Records from a dataset:
§

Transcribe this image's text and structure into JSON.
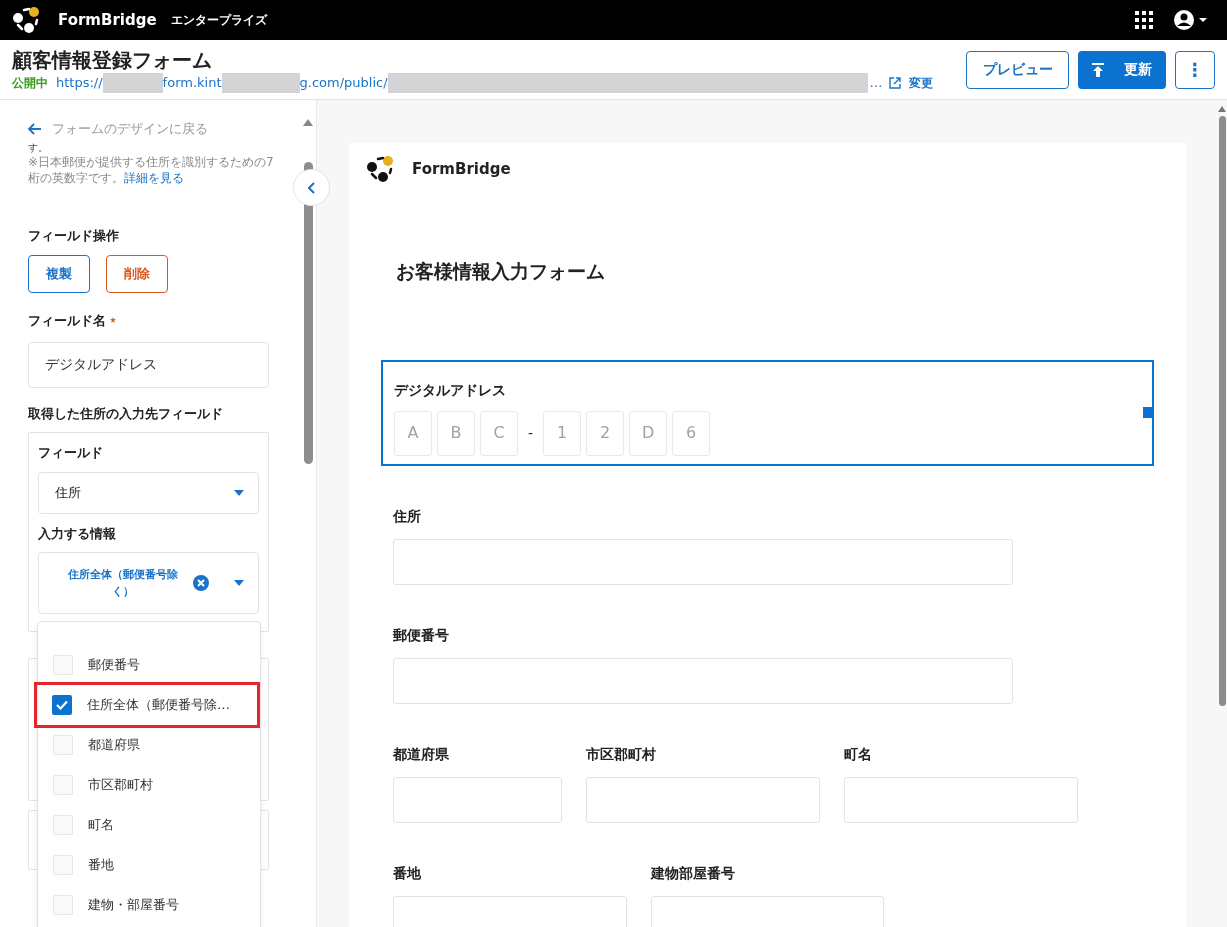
{
  "app_bar": {
    "brand": "FormBridge",
    "edition": "エンタープライズ"
  },
  "header": {
    "title": "顧客情報登録フォーム",
    "status": "公開中",
    "url_parts": [
      "https://",
      "form.kint",
      "g.com/public/"
    ],
    "url_more": "…",
    "change_link": "変更",
    "buttons": [
      {
        "kind": "outline",
        "label": "プレビュー"
      },
      {
        "kind": "primary",
        "label": "更新"
      },
      {
        "kind": "more",
        "label": "⋮"
      }
    ]
  },
  "side_panel": {
    "back_link": "フォームのデザインに戻る",
    "cut_line": "す。",
    "hint": "※日本郵便が提供する住所を識別するための7桁の英数字です。",
    "hint_link": "詳細を見る",
    "operations_label": "フィールド操作",
    "operations": [
      {
        "kind": "copy",
        "label": "複製"
      },
      {
        "kind": "delete",
        "label": "削除"
      }
    ],
    "name_label": "フィールド名",
    "name_required": true,
    "name_value": "デジタルアドレス",
    "target_label": "取得した住所の入力先フィールド",
    "field_label": "フィールド",
    "field_value": "住所",
    "info_label": "入力する情報",
    "info_chip": "住所全体（郵便番号除く）",
    "options": [
      {
        "label": "郵便番号",
        "checked": false,
        "highlighted": false
      },
      {
        "label": "住所全体（郵便番号除…",
        "checked": true,
        "highlighted": true
      },
      {
        "label": "都道府県",
        "checked": false,
        "highlighted": false
      },
      {
        "label": "市区郡町村",
        "checked": false,
        "highlighted": false
      },
      {
        "label": "町名",
        "checked": false,
        "highlighted": false
      },
      {
        "label": "番地",
        "checked": false,
        "highlighted": false
      },
      {
        "label": "建物・部屋番号",
        "checked": false,
        "highlighted": false
      }
    ]
  },
  "form_preview": {
    "brand": "FormBridge",
    "title": "お客様情報入力フォーム",
    "digital_address": {
      "label": "デジタルアドレス",
      "selected": true,
      "first": [
        "A",
        "B",
        "C"
      ],
      "separator": "-",
      "second": [
        "1",
        "2",
        "D",
        "6"
      ]
    },
    "rows": [
      [
        {
          "label": "住所"
        }
      ],
      [
        {
          "label": "郵便番号"
        }
      ],
      [
        {
          "label": "都道府県"
        },
        {
          "label": "市区郡町村"
        },
        {
          "label": "町名"
        }
      ],
      [
        {
          "label": "番地"
        },
        {
          "label": "建物部屋番号"
        }
      ]
    ]
  }
}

§

What is required:
Collect every line with the string "title" from the records, and copy each.

Output of the task:
    "title": "顧客情報登録フォーム",
    "title": "お客様情報入力フォーム",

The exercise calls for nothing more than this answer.